(Entries from a dataset)
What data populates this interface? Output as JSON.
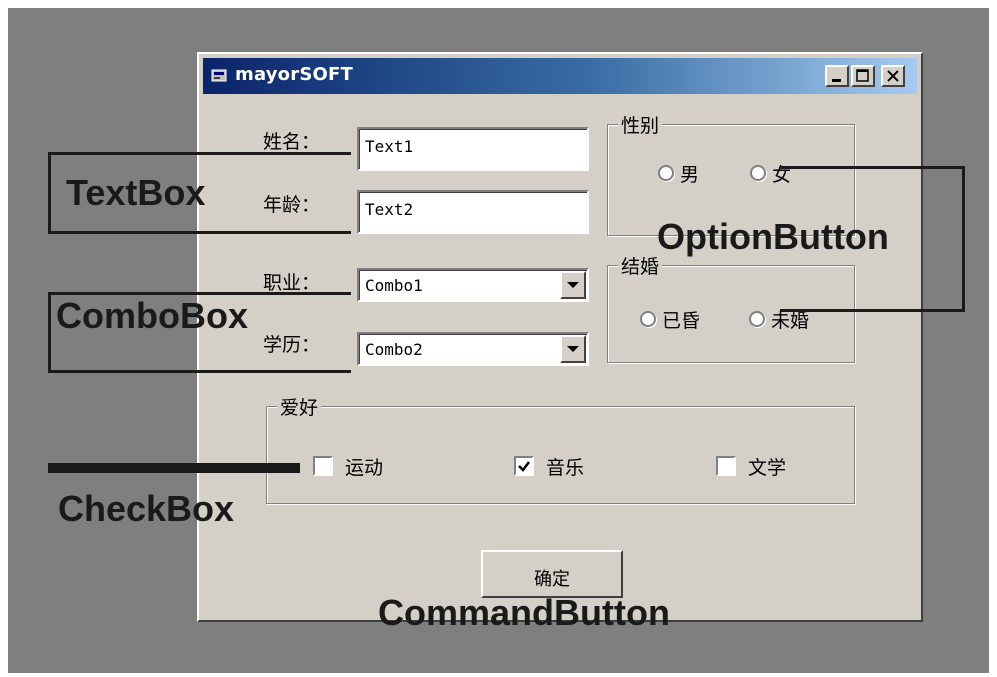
{
  "window": {
    "title": "mayorSOFT"
  },
  "form": {
    "name_label": "姓名：",
    "age_label": "年龄：",
    "job_label": "职业：",
    "edu_label": "学历：",
    "text1": "Text1",
    "text2": "Text2",
    "combo1": "Combo1",
    "combo2": "Combo2"
  },
  "gender": {
    "caption": "性别",
    "male": "男",
    "female": "女"
  },
  "marriage": {
    "caption": "结婚",
    "married": "已昏",
    "unmarried": "未婚"
  },
  "hobby": {
    "caption": "爱好",
    "items": [
      {
        "label": "运动",
        "checked": false
      },
      {
        "label": "音乐",
        "checked": true
      },
      {
        "label": "文学",
        "checked": false
      }
    ]
  },
  "ok_button": "确定",
  "annotations": {
    "textbox": "TextBox",
    "combobox": "ComboBox",
    "checkbox": "CheckBox",
    "optionbutton": "OptionButton",
    "commandbutton": "CommandButton"
  }
}
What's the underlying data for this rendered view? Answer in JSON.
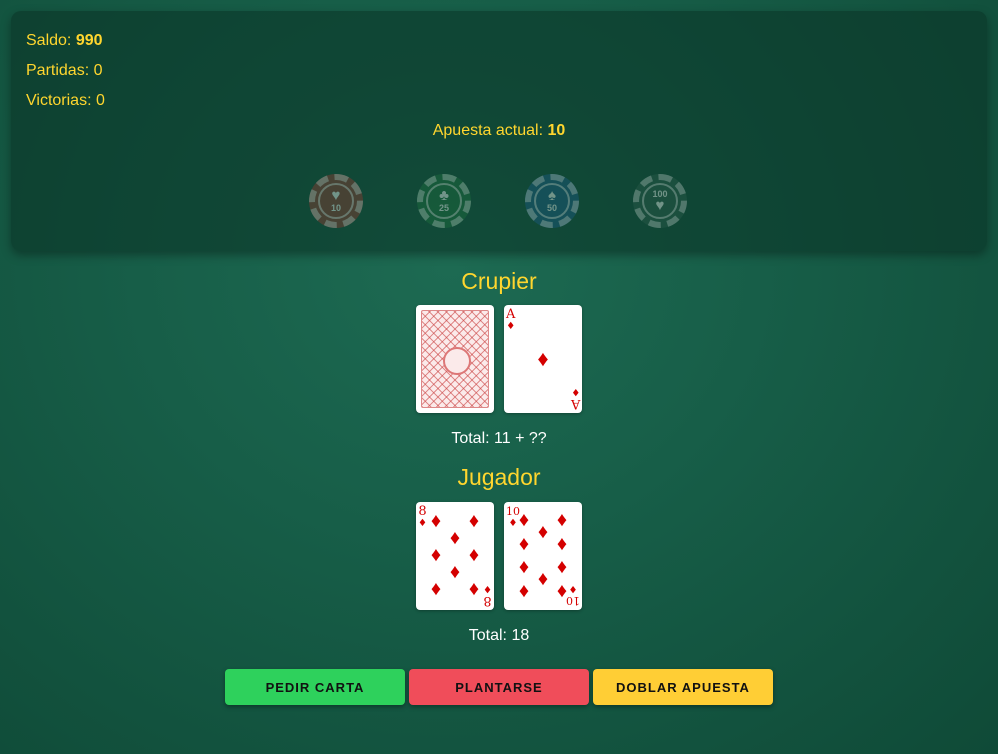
{
  "stats": {
    "balance_label": "Saldo: ",
    "balance_value": "990",
    "games_label": "Partidas: 0",
    "wins_label": "Victorias: 0"
  },
  "bet": {
    "label": "Apuesta actual: ",
    "value": "10"
  },
  "chips": [
    {
      "value": "10",
      "suit": "♥",
      "color": "#8a3b32"
    },
    {
      "value": "25",
      "suit": "♣",
      "color": "#1e6e3e"
    },
    {
      "value": "50",
      "suit": "♠",
      "color": "#1c5a80"
    },
    {
      "value": "100",
      "suit": "♥",
      "color": "#2a5a4a"
    }
  ],
  "dealer": {
    "title": "Crupier",
    "total": "Total: 11 + ??",
    "cards": [
      {
        "hidden": true
      },
      {
        "rank": "A",
        "suit": "♦"
      }
    ]
  },
  "player": {
    "title": "Jugador",
    "total": "Total: 18",
    "cards": [
      {
        "rank": "8",
        "suit": "♦"
      },
      {
        "rank": "10",
        "suit": "♦"
      }
    ]
  },
  "actions": {
    "hit": "PEDIR CARTA",
    "stand": "PLANTARSE",
    "double": "DOBLAR APUESTA"
  },
  "colors": {
    "accent": "#ffd62e",
    "hit": "#2ed15c",
    "stand": "#f04d5a",
    "double": "#ffce35",
    "suit_red": "#d40000"
  }
}
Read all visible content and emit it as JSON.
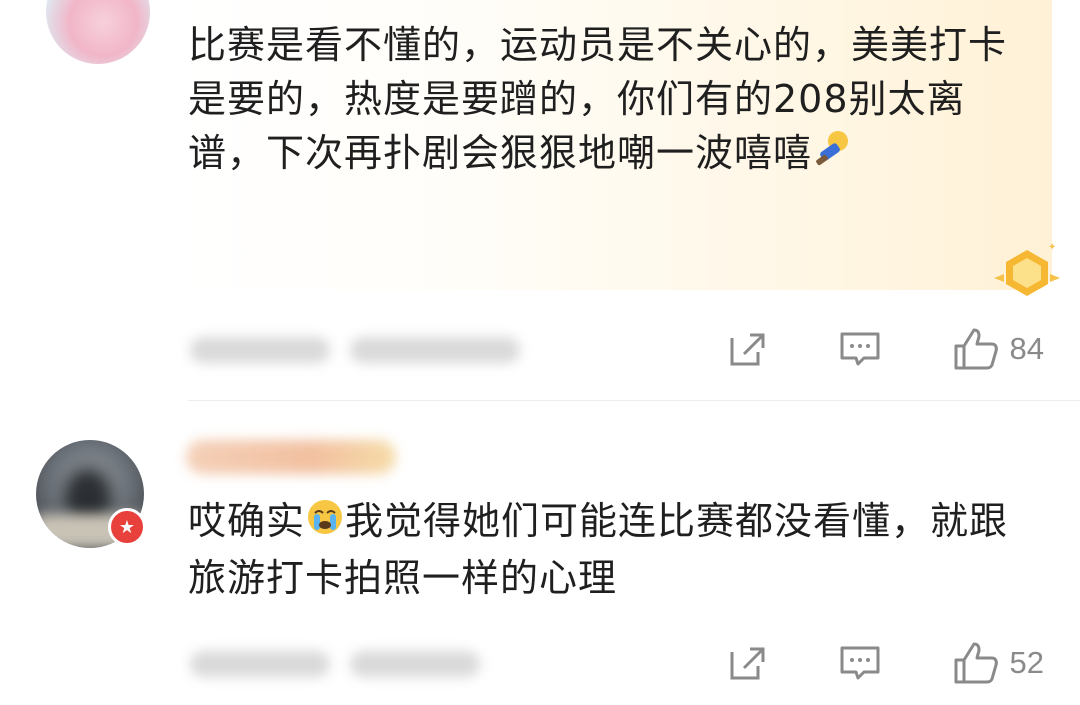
{
  "comments": [
    {
      "text": "比赛是看不懂的，运动员是不关心的，美美打卡是要的，热度是要蹭的，你们有的208别太离谱，下次再扑剧会狠狠地嘲一波嘻嘻",
      "emoji": "smug-face-emoji",
      "likes": "84"
    },
    {
      "text_before_emoji": "哎确实",
      "emoji": "crying-face-emoji",
      "text_after_emoji": "我觉得她们可能连比赛都没看懂，就跟旅游打卡拍照一样的心理",
      "likes": "52"
    }
  ],
  "icons": {
    "share": "share-icon",
    "reply": "comment-icon",
    "like": "thumbs-up-icon"
  },
  "colors": {
    "accent_red": "#e8413c",
    "action_gray": "#8a8a8a",
    "highlight_bg": "#fff1d6"
  }
}
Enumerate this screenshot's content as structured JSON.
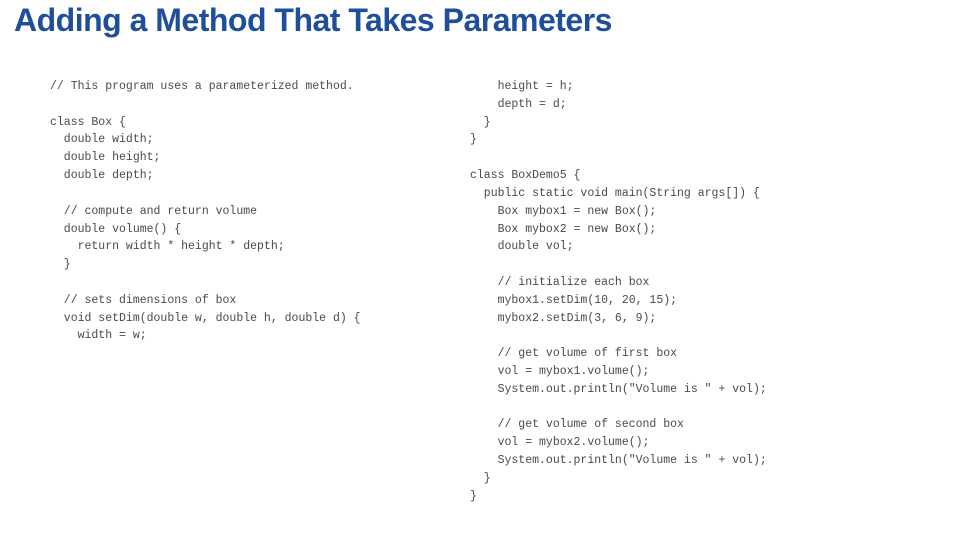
{
  "title": "Adding a Method That Takes Parameters",
  "code": {
    "left": "// This program uses a parameterized method.\n\nclass Box {\n  double width;\n  double height;\n  double depth;\n\n  // compute and return volume\n  double volume() {\n    return width * height * depth;\n  }\n\n  // sets dimensions of box\n  void setDim(double w, double h, double d) {\n    width = w;",
    "right": "    height = h;\n    depth = d;\n  }\n}\n\nclass BoxDemo5 {\n  public static void main(String args[]) {\n    Box mybox1 = new Box();\n    Box mybox2 = new Box();\n    double vol;\n\n    // initialize each box\n    mybox1.setDim(10, 20, 15);\n    mybox2.setDim(3, 6, 9);\n\n    // get volume of first box\n    vol = mybox1.volume();\n    System.out.println(\"Volume is \" + vol);\n\n    // get volume of second box\n    vol = mybox2.volume();\n    System.out.println(\"Volume is \" + vol);\n  }\n}"
  }
}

• INSTRUCTIONS FOR THE TASK
Return the whole listing, word for word, and leave out every picture.

• WRITTEN SOLUTION
What data populates this interface? Output as JSON.
{
  "window": {
    "title": "mayorSOFT"
  },
  "form": {
    "name_label": "姓名：",
    "age_label": "年龄：",
    "job_label": "职业：",
    "edu_label": "学历：",
    "text1": "Text1",
    "text2": "Text2",
    "combo1": "Combo1",
    "combo2": "Combo2"
  },
  "gender": {
    "caption": "性别",
    "male": "男",
    "female": "女"
  },
  "marriage": {
    "caption": "结婚",
    "married": "已昏",
    "unmarried": "未婚"
  },
  "hobby": {
    "caption": "爱好",
    "items": [
      {
        "label": "运动",
        "checked": false
      },
      {
        "label": "音乐",
        "checked": true
      },
      {
        "label": "文学",
        "checked": false
      }
    ]
  },
  "ok_button": "确定",
  "annotations": {
    "textbox": "TextBox",
    "combobox": "ComboBox",
    "checkbox": "CheckBox",
    "optionbutton": "OptionButton",
    "commandbutton": "CommandButton"
  }
}
What's the underlying data for this rendered view? Answer in JSON.
{
  "stats": {
    "balance_label": "Saldo: ",
    "balance_value": "990",
    "games_label": "Partidas: 0",
    "wins_label": "Victorias: 0"
  },
  "bet": {
    "label": "Apuesta actual: ",
    "value": "10"
  },
  "chips": [
    {
      "value": "10",
      "suit": "♥",
      "color": "#8a3b32"
    },
    {
      "value": "25",
      "suit": "♣",
      "color": "#1e6e3e"
    },
    {
      "value": "50",
      "suit": "♠",
      "color": "#1c5a80"
    },
    {
      "value": "100",
      "suit": "♥",
      "color": "#2a5a4a"
    }
  ],
  "dealer": {
    "title": "Crupier",
    "total": "Total: 11 + ??",
    "cards": [
      {
        "hidden": true
      },
      {
        "rank": "A",
        "suit": "♦"
      }
    ]
  },
  "player": {
    "title": "Jugador",
    "total": "Total: 18",
    "cards": [
      {
        "rank": "8",
        "suit": "♦"
      },
      {
        "rank": "10",
        "suit": "♦"
      }
    ]
  },
  "actions": {
    "hit": "PEDIR CARTA",
    "stand": "PLANTARSE",
    "double": "DOBLAR APUESTA"
  },
  "colors": {
    "accent": "#ffd62e",
    "hit": "#2ed15c",
    "stand": "#f04d5a",
    "double": "#ffce35",
    "suit_red": "#d40000"
  }
}
Read all visible content and emit it as JSON.
{
  "comments": [
    {
      "text": "比赛是看不懂的，运动员是不关心的，美美打卡是要的，热度是要蹭的，你们有的208别太离谱，下次再扑剧会狠狠地嘲一波嘻嘻",
      "emoji": "smug-face-emoji",
      "likes": "84"
    },
    {
      "text_before_emoji": "哎确实",
      "emoji": "crying-face-emoji",
      "text_after_emoji": "我觉得她们可能连比赛都没看懂，就跟旅游打卡拍照一样的心理",
      "likes": "52"
    }
  ],
  "icons": {
    "share": "share-icon",
    "reply": "comment-icon",
    "like": "thumbs-up-icon"
  },
  "colors": {
    "accent_red": "#e8413c",
    "action_gray": "#8a8a8a",
    "highlight_bg": "#fff1d6"
  }
}
Enumerate this screenshot's content as structured JSON.
{
  "title": "Adding a Method That Takes Parameters",
  "code": {
    "left": "// This program uses a parameterized method.\n\nclass Box {\n  double width;\n  double height;\n  double depth;\n\n  // compute and return volume\n  double volume() {\n    return width * height * depth;\n  }\n\n  // sets dimensions of box\n  void setDim(double w, double h, double d) {\n    width = w;",
    "right": "    height = h;\n    depth = d;\n  }\n}\n\nclass BoxDemo5 {\n  public static void main(String args[]) {\n    Box mybox1 = new Box();\n    Box mybox2 = new Box();\n    double vol;\n\n    // initialize each box\n    mybox1.setDim(10, 20, 15);\n    mybox2.setDim(3, 6, 9);\n\n    // get volume of first box\n    vol = mybox1.volume();\n    System.out.println(\"Volume is \" + vol);\n\n    // get volume of second box\n    vol = mybox2.volume();\n    System.out.println(\"Volume is \" + vol);\n  }\n}"
  }
}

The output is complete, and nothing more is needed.